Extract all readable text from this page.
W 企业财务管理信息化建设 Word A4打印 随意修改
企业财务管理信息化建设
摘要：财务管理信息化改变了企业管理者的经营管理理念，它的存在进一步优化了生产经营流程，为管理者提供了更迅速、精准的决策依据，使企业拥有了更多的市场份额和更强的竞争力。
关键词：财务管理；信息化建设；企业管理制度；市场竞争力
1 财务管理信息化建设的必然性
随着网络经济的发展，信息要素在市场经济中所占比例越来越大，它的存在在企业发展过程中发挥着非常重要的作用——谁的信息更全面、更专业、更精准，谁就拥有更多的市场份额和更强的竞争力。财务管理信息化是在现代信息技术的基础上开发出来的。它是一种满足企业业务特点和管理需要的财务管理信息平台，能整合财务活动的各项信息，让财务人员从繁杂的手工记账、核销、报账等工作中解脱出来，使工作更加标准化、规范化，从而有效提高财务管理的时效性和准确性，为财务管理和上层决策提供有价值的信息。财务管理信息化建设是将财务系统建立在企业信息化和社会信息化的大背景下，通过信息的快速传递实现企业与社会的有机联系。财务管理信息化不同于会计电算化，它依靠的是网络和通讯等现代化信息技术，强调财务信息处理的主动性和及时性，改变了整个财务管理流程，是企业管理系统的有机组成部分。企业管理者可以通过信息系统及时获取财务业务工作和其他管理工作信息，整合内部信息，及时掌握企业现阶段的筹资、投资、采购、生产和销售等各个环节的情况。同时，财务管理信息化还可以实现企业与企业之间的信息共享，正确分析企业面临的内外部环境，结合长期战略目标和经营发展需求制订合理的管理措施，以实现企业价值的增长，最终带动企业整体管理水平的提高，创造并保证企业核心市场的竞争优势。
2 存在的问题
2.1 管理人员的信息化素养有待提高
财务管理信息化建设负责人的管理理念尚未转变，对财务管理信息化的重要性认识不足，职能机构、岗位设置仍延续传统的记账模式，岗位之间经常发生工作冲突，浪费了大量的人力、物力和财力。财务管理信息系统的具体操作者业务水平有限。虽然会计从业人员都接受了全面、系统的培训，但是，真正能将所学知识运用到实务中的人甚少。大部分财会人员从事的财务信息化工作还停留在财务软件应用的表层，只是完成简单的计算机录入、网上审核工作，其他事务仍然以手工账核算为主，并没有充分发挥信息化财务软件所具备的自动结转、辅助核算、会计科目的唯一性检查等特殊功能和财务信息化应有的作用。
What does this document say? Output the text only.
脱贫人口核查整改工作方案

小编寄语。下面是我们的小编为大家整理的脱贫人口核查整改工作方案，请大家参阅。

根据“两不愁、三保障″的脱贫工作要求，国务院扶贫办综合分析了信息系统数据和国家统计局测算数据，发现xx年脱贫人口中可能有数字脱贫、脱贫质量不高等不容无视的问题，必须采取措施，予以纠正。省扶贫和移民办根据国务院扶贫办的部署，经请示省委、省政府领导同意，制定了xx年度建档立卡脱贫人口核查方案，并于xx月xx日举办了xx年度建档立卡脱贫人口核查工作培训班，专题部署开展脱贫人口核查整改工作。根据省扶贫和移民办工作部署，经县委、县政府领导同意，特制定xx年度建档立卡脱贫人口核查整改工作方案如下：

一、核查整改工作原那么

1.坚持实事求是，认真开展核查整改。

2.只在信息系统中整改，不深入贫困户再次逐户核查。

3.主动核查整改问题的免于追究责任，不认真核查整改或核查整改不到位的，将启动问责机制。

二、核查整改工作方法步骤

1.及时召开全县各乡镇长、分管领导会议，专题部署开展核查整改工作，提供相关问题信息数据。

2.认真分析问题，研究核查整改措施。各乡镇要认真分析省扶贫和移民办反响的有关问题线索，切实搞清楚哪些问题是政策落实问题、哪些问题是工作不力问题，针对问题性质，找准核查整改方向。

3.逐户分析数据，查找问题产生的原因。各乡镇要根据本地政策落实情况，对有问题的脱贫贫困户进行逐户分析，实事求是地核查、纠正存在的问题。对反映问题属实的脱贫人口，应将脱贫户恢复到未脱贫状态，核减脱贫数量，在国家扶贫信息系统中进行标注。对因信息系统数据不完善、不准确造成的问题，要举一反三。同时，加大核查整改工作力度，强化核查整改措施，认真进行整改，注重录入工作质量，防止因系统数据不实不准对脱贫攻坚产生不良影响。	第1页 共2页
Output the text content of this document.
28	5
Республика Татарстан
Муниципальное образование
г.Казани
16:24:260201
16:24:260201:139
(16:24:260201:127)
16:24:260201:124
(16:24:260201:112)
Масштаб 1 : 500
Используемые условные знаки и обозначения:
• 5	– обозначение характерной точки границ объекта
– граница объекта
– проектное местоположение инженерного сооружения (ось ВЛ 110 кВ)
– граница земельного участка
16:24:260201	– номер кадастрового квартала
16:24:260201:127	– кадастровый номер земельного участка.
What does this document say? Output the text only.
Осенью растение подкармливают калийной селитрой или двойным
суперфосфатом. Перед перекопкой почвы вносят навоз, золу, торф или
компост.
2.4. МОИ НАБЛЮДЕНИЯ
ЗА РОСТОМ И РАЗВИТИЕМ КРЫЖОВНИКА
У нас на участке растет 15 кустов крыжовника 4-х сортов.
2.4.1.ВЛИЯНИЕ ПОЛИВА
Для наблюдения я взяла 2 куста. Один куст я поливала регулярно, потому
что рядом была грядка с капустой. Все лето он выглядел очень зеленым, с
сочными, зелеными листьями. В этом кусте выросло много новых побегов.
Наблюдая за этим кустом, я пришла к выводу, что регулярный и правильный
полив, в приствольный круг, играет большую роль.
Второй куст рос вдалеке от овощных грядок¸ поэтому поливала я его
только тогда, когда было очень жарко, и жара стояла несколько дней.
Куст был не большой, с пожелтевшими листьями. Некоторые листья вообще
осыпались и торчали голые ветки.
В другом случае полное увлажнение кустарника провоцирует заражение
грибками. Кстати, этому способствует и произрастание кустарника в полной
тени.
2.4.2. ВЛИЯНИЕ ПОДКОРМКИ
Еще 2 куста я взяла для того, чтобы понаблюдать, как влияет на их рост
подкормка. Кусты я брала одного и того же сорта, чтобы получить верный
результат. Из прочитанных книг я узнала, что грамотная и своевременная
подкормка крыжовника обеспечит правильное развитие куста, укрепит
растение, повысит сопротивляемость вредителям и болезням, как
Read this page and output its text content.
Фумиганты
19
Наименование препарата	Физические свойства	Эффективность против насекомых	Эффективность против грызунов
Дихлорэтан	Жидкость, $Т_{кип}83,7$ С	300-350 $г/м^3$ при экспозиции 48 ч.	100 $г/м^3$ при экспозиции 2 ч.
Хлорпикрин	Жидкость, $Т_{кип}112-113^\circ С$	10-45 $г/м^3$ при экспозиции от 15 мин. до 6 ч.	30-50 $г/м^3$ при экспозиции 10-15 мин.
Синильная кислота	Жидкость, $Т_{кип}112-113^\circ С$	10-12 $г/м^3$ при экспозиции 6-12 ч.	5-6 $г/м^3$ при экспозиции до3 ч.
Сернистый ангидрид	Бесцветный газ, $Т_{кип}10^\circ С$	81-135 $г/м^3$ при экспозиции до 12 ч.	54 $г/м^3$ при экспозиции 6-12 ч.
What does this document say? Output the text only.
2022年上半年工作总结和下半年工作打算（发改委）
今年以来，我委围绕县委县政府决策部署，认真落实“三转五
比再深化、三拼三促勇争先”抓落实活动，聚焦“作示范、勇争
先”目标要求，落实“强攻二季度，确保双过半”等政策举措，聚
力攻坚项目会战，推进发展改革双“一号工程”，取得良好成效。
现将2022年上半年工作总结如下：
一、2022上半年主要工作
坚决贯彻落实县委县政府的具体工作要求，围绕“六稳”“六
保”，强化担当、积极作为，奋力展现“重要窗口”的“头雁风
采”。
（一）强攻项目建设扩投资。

○ ○ ○ ○ ○ ○ ○

> _STATED TASK_
Restate the whole listing exactly.

> _FINAL ANSWER_
Extract all readable text from this page.
W 企业财务管理信息化建设 Word A4打印 随意修改
企业财务管理信息化建设
摘要：财务管理信息化改变了企业管理者的经营管理理念，它的存在进一步优化了生产经营流程，为管理者提供了更迅速、精准的决策依据，使企业拥有了更多的市场份额和更强的竞争力。
关键词：财务管理；信息化建设；企业管理制度；市场竞争力
1 财务管理信息化建设的必然性
随着网络经济的发展，信息要素在市场经济中所占比例越来越大，它的存在在企业发展过程中发挥着非常重要的作用——谁的信息更全面、更专业、更精准，谁就拥有更多的市场份额和更强的竞争力。财务管理信息化是在现代信息技术的基础上开发出来的。它是一种满足企业业务特点和管理需要的财务管理信息平台，能整合财务活动的各项信息，让财务人员从繁杂的手工记账、核销、报账等工作中解脱出来，使工作更加标准化、规范化，从而有效提高财务管理的时效性和准确性，为财务管理和上层决策提供有价值的信息。财务管理信息化建设是将财务系统建立在企业信息化和社会信息化的大背景下，通过信息的快速传递实现企业与社会的有机联系。财务管理信息化不同于会计电算化，它依靠的是网络和通讯等现代化信息技术，强调财务信息处理的主动性和及时性，改变了整个财务管理流程，是企业管理系统的有机组成部分。企业管理者可以通过信息系统及时获取财务业务工作和其他管理工作信息，整合内部信息，及时掌握企业现阶段的筹资、投资、采购、生产和销售等各个环节的情况。同时，财务管理信息化还可以实现企业与企业之间的信息共享，正确分析企业面临的内外部环境，结合长期战略目标和经营发展需求制订合理的管理措施，以实现企业价值的增长，最终带动企业整体管理水平的提高，创造并保证企业核心市场的竞争优势。
2 存在的问题
2.1 管理人员的信息化素养有待提高
财务管理信息化建设负责人的管理理念尚未转变，对财务管理信息化的重要性认识不足，职能机构、岗位设置仍延续传统的记账模式，岗位之间经常发生工作冲突，浪费了大量的人力、物力和财力。财务管理信息系统的具体操作者业务水平有限。虽然会计从业人员都接受了全面、系统的培训，但是，真正能将所学知识运用到实务中的人甚少。大部分财会人员从事的财务信息化工作还停留在财务软件应用的表层，只是完成简单的计算机录入、网上审核工作，其他事务仍然以手工账核算为主，并没有充分发挥信息化财务软件所具备的自动结转、辅助核算、会计科目的唯一性检查等特殊功能和财务信息化应有的作用。
What does this document say? Output the text only.
脱贫人口核查整改工作方案

小编寄语。下面是我们的小编为大家整理的脱贫人口核查整改工作方案，请大家参阅。

根据“两不愁、三保障″的脱贫工作要求，国务院扶贫办综合分析了信息系统数据和国家统计局测算数据，发现xx年脱贫人口中可能有数字脱贫、脱贫质量不高等不容无视的问题，必须采取措施，予以纠正。省扶贫和移民办根据国务院扶贫办的部署，经请示省委、省政府领导同意，制定了xx年度建档立卡脱贫人口核查方案，并于xx月xx日举办了xx年度建档立卡脱贫人口核查工作培训班，专题部署开展脱贫人口核查整改工作。根据省扶贫和移民办工作部署，经县委、县政府领导同意，特制定xx年度建档立卡脱贫人口核查整改工作方案如下：

一、核查整改工作原那么

1.坚持实事求是，认真开展核查整改。

2.只在信息系统中整改，不深入贫困户再次逐户核查。

3.主动核查整改问题的免于追究责任，不认真核查整改或核查整改不到位的，将启动问责机制。

二、核查整改工作方法步骤

1.及时召开全县各乡镇长、分管领导会议，专题部署开展核查整改工作，提供相关问题信息数据。

2.认真分析问题，研究核查整改措施。各乡镇要认真分析省扶贫和移民办反响的有关问题线索，切实搞清楚哪些问题是政策落实问题、哪些问题是工作不力问题，针对问题性质，找准核查整改方向。

3.逐户分析数据，查找问题产生的原因。各乡镇要根据本地政策落实情况，对有问题的脱贫贫困户进行逐户分析，实事求是地核查、纠正存在的问题。对反映问题属实的脱贫人口，应将脱贫户恢复到未脱贫状态，核减脱贫数量，在国家扶贫信息系统中进行标注。对因信息系统数据不完善、不准确造成的问题，要举一反三。同时，加大核查整改工作力度，强化核查整改措施，认真进行整改，注重录入工作质量，防止因系统数据不实不准对脱贫攻坚产生不良影响。	第1页 共2页
Output the text content of this document.
28	5
Республика Татарстан
Муниципальное образование
г.Казани
16:24:260201
16:24:260201:139
(16:24:260201:127)
16:24:260201:124
(16:24:260201:112)
Масштаб 1 : 500
Используемые условные знаки и обозначения:
• 5	– обозначение характерной точки границ объекта
– граница объекта
– проектное местоположение инженерного сооружения (ось ВЛ 110 кВ)
– граница земельного участка
16:24:260201	– номер кадастрового квартала
16:24:260201:127	– кадастровый номер земельного участка.
What does this document say? Output the text only.
Осенью растение подкармливают калийной селитрой или двойным
суперфосфатом. Перед перекопкой почвы вносят навоз, золу, торф или
компост.
2.4. МОИ НАБЛЮДЕНИЯ
ЗА РОСТОМ И РАЗВИТИЕМ КРЫЖОВНИКА
У нас на участке растет 15 кустов крыжовника 4-х сортов.
2.4.1.ВЛИЯНИЕ ПОЛИВА
Для наблюдения я взяла 2 куста. Один куст я поливала регулярно, потому
что рядом была грядка с капустой. Все лето он выглядел очень зеленым, с
сочными, зелеными листьями. В этом кусте выросло много новых побегов.
Наблюдая за этим кустом, я пришла к выводу, что регулярный и правильный
полив, в приствольный круг, играет большую роль.
Второй куст рос вдалеке от овощных грядок¸ поэтому поливала я его
только тогда, когда было очень жарко, и жара стояла несколько дней.
Куст был не большой, с пожелтевшими листьями. Некоторые листья вообще
осыпались и торчали голые ветки.
В другом случае полное увлажнение кустарника провоцирует заражение
грибками. Кстати, этому способствует и произрастание кустарника в полной
тени.
2.4.2. ВЛИЯНИЕ ПОДКОРМКИ
Еще 2 куста я взяла для того, чтобы понаблюдать, как влияет на их рост
подкормка. Кусты я брала одного и того же сорта, чтобы получить верный
результат. Из прочитанных книг я узнала, что грамотная и своевременная
подкормка крыжовника обеспечит правильное развитие куста, укрепит
растение, повысит сопротивляемость вредителям и болезням, как
Read this page and output its text content.
Фумиганты
19
Наименование препарата	Физические свойства	Эффективность против насекомых	Эффективность против грызунов
Дихлорэтан	Жидкость, $Т_{кип}83,7$ С	300-350 $г/м^3$ при экспозиции 48 ч.	100 $г/м^3$ при экспозиции 2 ч.
Хлорпикрин	Жидкость, $Т_{кип}112-113^\circ С$	10-45 $г/м^3$ при экспозиции от 15 мин. до 6 ч.	30-50 $г/м^3$ при экспозиции 10-15 мин.
Синильная кислота	Жидкость, $Т_{кип}112-113^\circ С$	10-12 $г/м^3$ при экспозиции 6-12 ч.	5-6 $г/м^3$ при экспозиции до3 ч.
Сернистый ангидрид	Бесцветный газ, $Т_{кип}10^\circ С$	81-135 $г/м^3$ при экспозиции до 12 ч.	54 $г/м^3$ при экспозиции 6-12 ч.
What does this document say? Output the text only.
2022年上半年工作总结和下半年工作打算（发改委）
今年以来，我委围绕县委县政府决策部署，认真落实“三转五
比再深化、三拼三促勇争先”抓落实活动，聚焦“作示范、勇争
先”目标要求，落实“强攻二季度，确保双过半”等政策举措，聚
力攻坚项目会战，推进发展改革双“一号工程”，取得良好成效。
现将2022年上半年工作总结如下：
一、2022上半年主要工作
坚决贯彻落实县委县政府的具体工作要求，围绕“六稳”“六
保”，强化担当、积极作为，奋力展现“重要窗口”的“头雁风
采”。
（一）强攻项目建设扩投资。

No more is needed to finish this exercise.